Copy every line of the listing that holds the string "JSON".

--- start of Data in this exercise ---

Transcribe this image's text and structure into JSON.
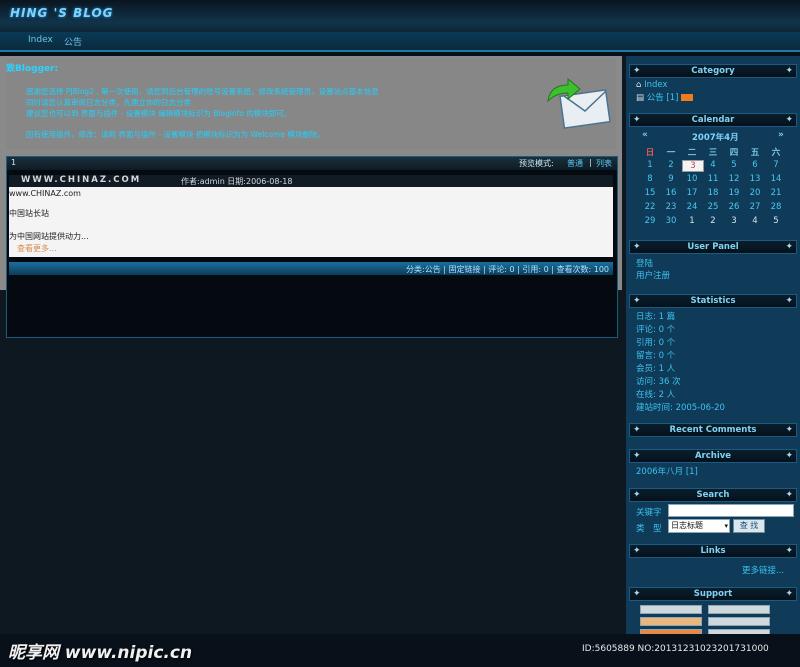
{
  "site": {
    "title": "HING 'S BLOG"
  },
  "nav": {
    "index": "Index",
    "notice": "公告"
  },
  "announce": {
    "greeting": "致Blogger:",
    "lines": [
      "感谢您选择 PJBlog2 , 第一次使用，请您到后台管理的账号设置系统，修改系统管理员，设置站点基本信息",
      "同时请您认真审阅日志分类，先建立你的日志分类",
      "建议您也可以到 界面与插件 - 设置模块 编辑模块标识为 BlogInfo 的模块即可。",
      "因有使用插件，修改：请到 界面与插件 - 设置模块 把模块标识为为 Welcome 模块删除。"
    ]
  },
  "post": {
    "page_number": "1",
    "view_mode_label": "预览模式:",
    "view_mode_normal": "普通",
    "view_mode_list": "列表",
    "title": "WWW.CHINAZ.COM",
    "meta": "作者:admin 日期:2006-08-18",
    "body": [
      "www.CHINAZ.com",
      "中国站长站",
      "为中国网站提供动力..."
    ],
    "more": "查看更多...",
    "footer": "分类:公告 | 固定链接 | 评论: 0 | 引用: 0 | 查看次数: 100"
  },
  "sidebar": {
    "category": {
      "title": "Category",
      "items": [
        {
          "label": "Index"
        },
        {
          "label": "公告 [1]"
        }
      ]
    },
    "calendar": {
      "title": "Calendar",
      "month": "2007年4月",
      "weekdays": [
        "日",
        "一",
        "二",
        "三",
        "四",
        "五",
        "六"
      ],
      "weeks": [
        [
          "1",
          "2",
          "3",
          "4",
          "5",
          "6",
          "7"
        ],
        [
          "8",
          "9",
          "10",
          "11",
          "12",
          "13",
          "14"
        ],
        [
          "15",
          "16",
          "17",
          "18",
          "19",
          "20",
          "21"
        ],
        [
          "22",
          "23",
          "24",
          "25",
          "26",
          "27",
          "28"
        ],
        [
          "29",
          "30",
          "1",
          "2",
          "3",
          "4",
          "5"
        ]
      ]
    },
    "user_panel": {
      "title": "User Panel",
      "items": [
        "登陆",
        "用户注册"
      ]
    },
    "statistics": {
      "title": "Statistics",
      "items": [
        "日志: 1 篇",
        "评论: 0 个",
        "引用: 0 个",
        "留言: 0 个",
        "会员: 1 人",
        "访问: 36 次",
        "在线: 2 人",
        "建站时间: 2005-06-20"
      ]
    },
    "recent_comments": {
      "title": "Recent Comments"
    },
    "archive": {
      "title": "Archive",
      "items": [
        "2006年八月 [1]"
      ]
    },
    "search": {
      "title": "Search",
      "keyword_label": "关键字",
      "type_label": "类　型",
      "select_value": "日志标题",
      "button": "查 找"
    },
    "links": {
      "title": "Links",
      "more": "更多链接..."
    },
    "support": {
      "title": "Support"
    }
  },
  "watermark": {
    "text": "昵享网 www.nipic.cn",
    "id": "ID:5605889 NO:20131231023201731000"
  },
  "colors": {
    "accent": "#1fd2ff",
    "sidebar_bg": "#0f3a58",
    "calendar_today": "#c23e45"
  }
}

--- end of Data in this exercise ---
--- start of Data in this exercise ---

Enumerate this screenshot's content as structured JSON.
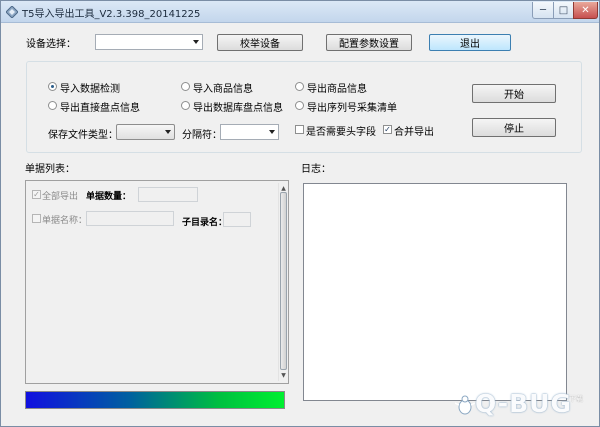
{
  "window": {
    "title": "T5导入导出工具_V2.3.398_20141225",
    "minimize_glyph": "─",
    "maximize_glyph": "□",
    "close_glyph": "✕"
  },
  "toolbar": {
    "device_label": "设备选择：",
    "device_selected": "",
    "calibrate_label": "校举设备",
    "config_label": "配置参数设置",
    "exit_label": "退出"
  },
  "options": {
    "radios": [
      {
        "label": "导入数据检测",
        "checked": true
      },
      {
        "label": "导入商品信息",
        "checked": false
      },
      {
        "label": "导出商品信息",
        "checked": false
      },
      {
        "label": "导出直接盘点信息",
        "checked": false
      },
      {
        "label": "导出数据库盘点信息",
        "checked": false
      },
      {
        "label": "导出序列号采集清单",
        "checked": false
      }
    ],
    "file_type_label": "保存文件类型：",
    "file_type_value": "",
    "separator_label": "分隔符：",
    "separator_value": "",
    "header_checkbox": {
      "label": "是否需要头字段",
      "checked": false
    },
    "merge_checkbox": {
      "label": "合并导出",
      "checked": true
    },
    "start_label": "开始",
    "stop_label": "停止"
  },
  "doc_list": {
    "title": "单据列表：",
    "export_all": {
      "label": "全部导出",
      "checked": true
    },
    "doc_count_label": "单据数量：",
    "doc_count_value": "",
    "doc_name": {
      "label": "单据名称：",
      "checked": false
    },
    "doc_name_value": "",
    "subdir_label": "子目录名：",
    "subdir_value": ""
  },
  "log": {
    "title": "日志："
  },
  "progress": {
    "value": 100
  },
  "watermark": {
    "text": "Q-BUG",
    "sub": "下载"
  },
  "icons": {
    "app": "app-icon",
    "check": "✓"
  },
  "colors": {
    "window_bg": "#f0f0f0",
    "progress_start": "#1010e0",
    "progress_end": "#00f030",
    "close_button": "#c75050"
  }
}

--- end of Data in this exercise ---
--- start of Data in this exercise ---

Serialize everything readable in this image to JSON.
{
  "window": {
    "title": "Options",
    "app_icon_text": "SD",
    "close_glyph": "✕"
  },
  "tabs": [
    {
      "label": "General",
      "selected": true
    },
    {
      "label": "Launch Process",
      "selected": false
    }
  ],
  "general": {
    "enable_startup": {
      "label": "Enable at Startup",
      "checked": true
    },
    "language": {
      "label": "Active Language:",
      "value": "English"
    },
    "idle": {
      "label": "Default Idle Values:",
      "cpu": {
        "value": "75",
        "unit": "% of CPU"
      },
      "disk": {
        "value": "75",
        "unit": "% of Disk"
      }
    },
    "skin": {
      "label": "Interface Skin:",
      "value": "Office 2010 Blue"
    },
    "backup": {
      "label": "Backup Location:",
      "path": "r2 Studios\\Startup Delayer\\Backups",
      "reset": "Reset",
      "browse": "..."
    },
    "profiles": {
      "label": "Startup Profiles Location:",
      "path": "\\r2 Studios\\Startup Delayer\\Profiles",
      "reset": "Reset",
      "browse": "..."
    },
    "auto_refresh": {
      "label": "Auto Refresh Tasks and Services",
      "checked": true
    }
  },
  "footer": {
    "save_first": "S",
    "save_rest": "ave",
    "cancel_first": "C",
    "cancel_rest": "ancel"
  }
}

--- end of Data in this exercise ---

--- Written solution ---
Transcribe this image's text and structure into JSON.
Enumerate this screenshot's content as structured JSON.
Serialize everything readable in this image to JSON.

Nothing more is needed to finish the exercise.